## 求める内容
大谷のスピーチについての文章から、「これは去る3月21日に敵地マ」から「ことだけ考えていきましょう」」までを両端も含めて一字も変えずに抜き出せ。

## 引用文
╔══
「僕から一個だけ。憧れるのをやめましょう」
これは去る3月21日に敵地マイアミで行なわれたアメリカ代表とのワールド・ベースボール・クラシック(WBC)決勝を前に、ロッカールームで日本代表の大谷翔平(ロサンゼルス・エンジェルス)が口にした言葉だ。
メジャーリーガーたちの恐ろしさを熟知する28歳は、さらにこう続けた。
「ファーストにゴールドシュミットがいたり、センターを見ればマイク・トラウトがいるし、外野にはムーキー・ベッツがいたり、野球をやっていたら誰しも聞いたことがあるような選手たちがいると思う。でも憧れてしまっては超えられないので、僕らは今日超えるために、トップになるために来たので。今日一日だけは彼らへの憧れを捨てて、勝つことだけ考えていきましょう」
このアメリカ戦で1イニングを2奪三振でピシャリと抑えた20歳の高橋宏斗(中日)の言葉を借りれば、この時の侍ジャパンは「あの一言がなかったら気持ちで負けたまま」だった。ゆえに大一番を目前にしたナインを引き締めた大谷のスピーチは、精神的に大きく作用し、世界一奪還を語るうえで欠かせないワンシーンとなったと言える。
╚══
## 提供記録
╔══
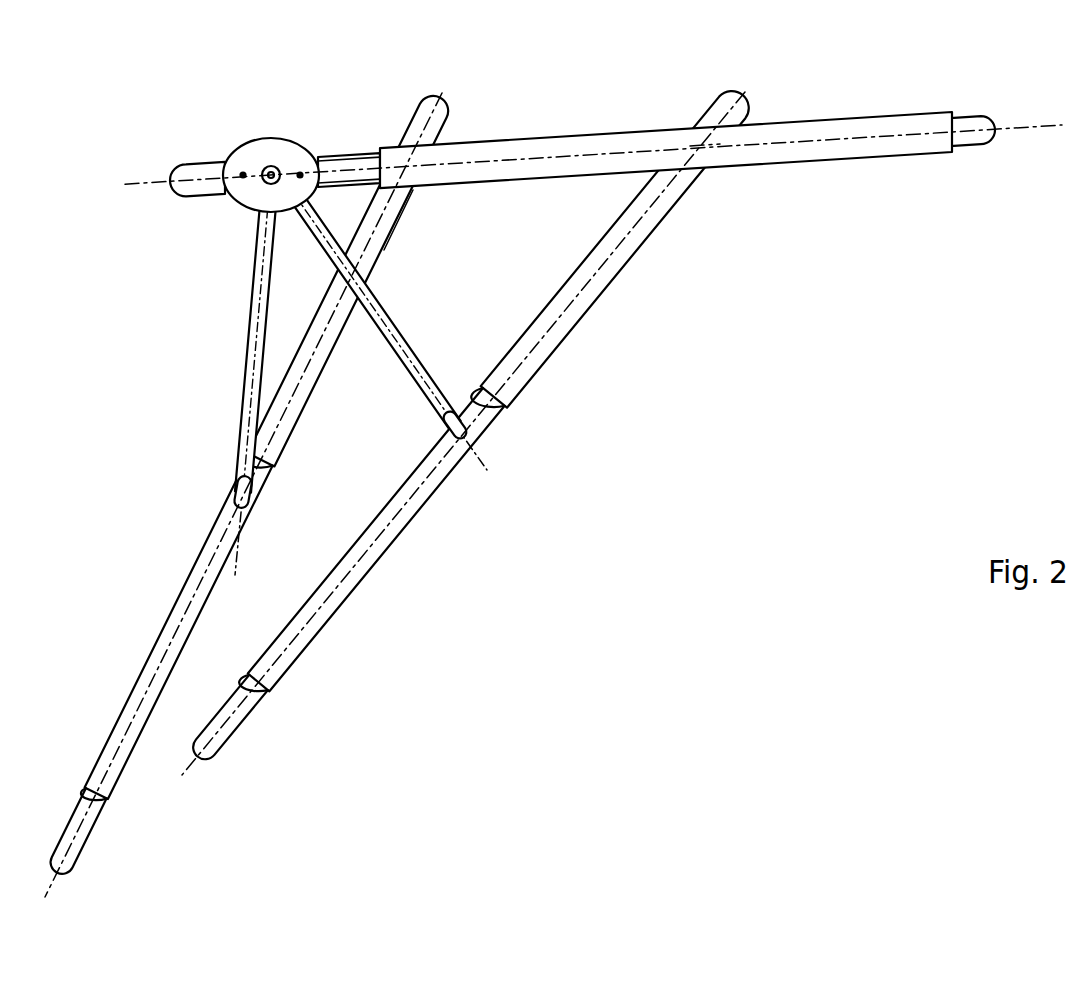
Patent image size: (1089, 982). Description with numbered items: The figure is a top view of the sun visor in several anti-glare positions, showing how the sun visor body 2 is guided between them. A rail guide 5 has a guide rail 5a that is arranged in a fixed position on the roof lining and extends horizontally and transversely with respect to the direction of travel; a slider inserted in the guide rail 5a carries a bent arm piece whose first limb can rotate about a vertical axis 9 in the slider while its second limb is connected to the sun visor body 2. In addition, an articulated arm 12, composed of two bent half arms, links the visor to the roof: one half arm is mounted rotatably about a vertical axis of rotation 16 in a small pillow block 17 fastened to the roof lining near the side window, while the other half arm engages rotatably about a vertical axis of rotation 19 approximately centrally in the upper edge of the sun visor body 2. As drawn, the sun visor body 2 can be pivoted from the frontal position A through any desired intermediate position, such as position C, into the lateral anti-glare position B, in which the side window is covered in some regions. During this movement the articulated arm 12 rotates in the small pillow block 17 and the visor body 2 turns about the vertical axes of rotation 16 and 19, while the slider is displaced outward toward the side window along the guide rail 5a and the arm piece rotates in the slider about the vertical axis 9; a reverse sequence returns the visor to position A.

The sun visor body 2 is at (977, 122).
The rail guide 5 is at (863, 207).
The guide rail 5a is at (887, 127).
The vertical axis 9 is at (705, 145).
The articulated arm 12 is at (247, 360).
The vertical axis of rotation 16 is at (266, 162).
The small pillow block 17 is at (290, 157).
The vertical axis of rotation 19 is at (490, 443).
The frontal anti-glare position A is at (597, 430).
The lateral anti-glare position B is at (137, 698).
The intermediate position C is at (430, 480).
╚══
╔══
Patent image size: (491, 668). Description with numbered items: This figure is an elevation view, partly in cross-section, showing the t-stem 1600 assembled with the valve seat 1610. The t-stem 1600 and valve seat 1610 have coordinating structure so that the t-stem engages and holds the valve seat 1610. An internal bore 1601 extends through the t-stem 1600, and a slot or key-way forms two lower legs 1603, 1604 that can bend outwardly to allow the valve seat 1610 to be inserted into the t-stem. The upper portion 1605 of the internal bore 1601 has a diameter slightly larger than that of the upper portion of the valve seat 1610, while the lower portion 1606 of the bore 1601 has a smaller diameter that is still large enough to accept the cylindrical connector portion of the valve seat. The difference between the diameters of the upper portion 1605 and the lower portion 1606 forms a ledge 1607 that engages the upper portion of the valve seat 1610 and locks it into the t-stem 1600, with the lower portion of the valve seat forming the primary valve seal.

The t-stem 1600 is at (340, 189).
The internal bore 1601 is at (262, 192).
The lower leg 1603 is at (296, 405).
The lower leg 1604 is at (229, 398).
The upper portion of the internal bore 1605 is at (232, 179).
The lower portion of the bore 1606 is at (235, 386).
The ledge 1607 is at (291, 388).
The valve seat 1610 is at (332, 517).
╚══
## 課題の出力
これは去る3月21日に敵地マイアミで行なわれたアメリカ代表とのワールド・ベースボール・クラシック(WBC)決勝を前に、ロッカールームで日本代表の大谷翔平(ロサンゼルス・エンジェルス)が口にした言葉だ。
メジャーリーガーたちの恐ろしさを熟知する28歳は、さらにこう続けた。
「ファーストにゴールドシュミットがいたり、センターを見ればマイク・トラウトがいるし、外野にはムーキー・ベッツがいたり、野球をやっていたら誰しも聞いたことがあるような選手たちがいると思う。でも憧れてしまっては超えられないので、僕らは今日超えるために、トップになるために来たので。今日一日だけは彼らへの憧れを捨てて、勝つことだけ考えていきましょう」